» Rows from a dataset
◆ ◆ ◆

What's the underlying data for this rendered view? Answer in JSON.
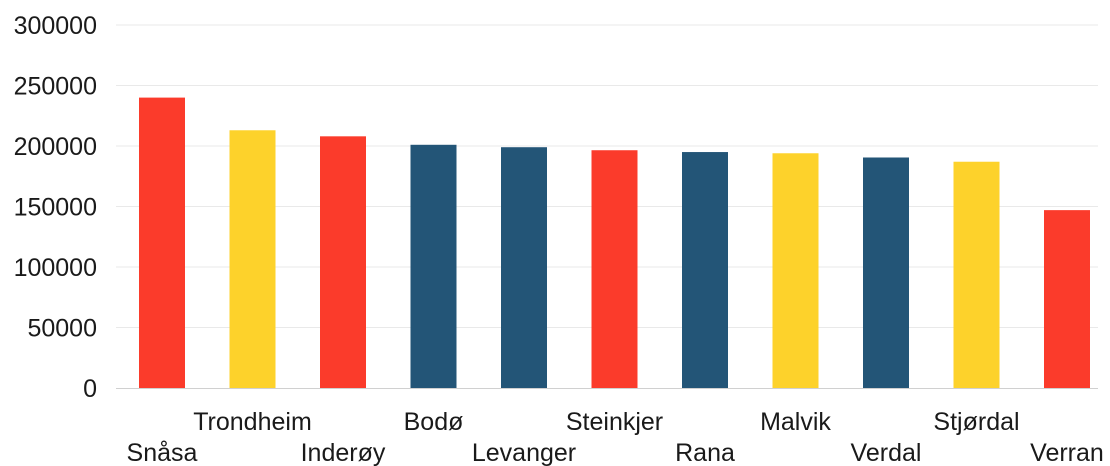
{
  "chart_data": {
    "type": "bar",
    "categories": [
      "Snåsa",
      "Trondheim",
      "Inderøy",
      "Bodø",
      "Levanger",
      "Steinkjer",
      "Rana",
      "Malvik",
      "Verdal",
      "Stjørdal",
      "Verran"
    ],
    "values": [
      240000,
      213000,
      208000,
      201000,
      199000,
      196500,
      195000,
      194000,
      190500,
      187000,
      147000
    ],
    "colors": [
      "#fb3b2b",
      "#fdd22b",
      "#fb3b2b",
      "#235577",
      "#235577",
      "#fb3b2b",
      "#235577",
      "#fdd22b",
      "#235577",
      "#fdd22b",
      "#fb3b2b"
    ],
    "ylim": [
      0,
      300000
    ],
    "yticks": [
      0,
      50000,
      100000,
      150000,
      200000,
      250000,
      300000
    ],
    "ytick_labels": [
      "0",
      "50000",
      "100000",
      "150000",
      "200000",
      "250000",
      "300000"
    ],
    "grid": true,
    "title": "",
    "xlabel": "",
    "ylabel": ""
  }
}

◆ ◆ ◆

» Task goal
Every record must be copied exactly, with the pictures left out.

» Output for this exercise
What's the underlying data for this rendered view? Answer in JSON.
{
  "chart_data": {
    "type": "bar",
    "categories": [
      "Snåsa",
      "Trondheim",
      "Inderøy",
      "Bodø",
      "Levanger",
      "Steinkjer",
      "Rana",
      "Malvik",
      "Verdal",
      "Stjørdal",
      "Verran"
    ],
    "values": [
      240000,
      213000,
      208000,
      201000,
      199000,
      196500,
      195000,
      194000,
      190500,
      187000,
      147000
    ],
    "colors": [
      "#fb3b2b",
      "#fdd22b",
      "#fb3b2b",
      "#235577",
      "#235577",
      "#fb3b2b",
      "#235577",
      "#fdd22b",
      "#235577",
      "#fdd22b",
      "#fb3b2b"
    ],
    "ylim": [
      0,
      300000
    ],
    "yticks": [
      0,
      50000,
      100000,
      150000,
      200000,
      250000,
      300000
    ],
    "ytick_labels": [
      "0",
      "50000",
      "100000",
      "150000",
      "200000",
      "250000",
      "300000"
    ],
    "grid": true,
    "title": "",
    "xlabel": "",
    "ylabel": ""
  }
}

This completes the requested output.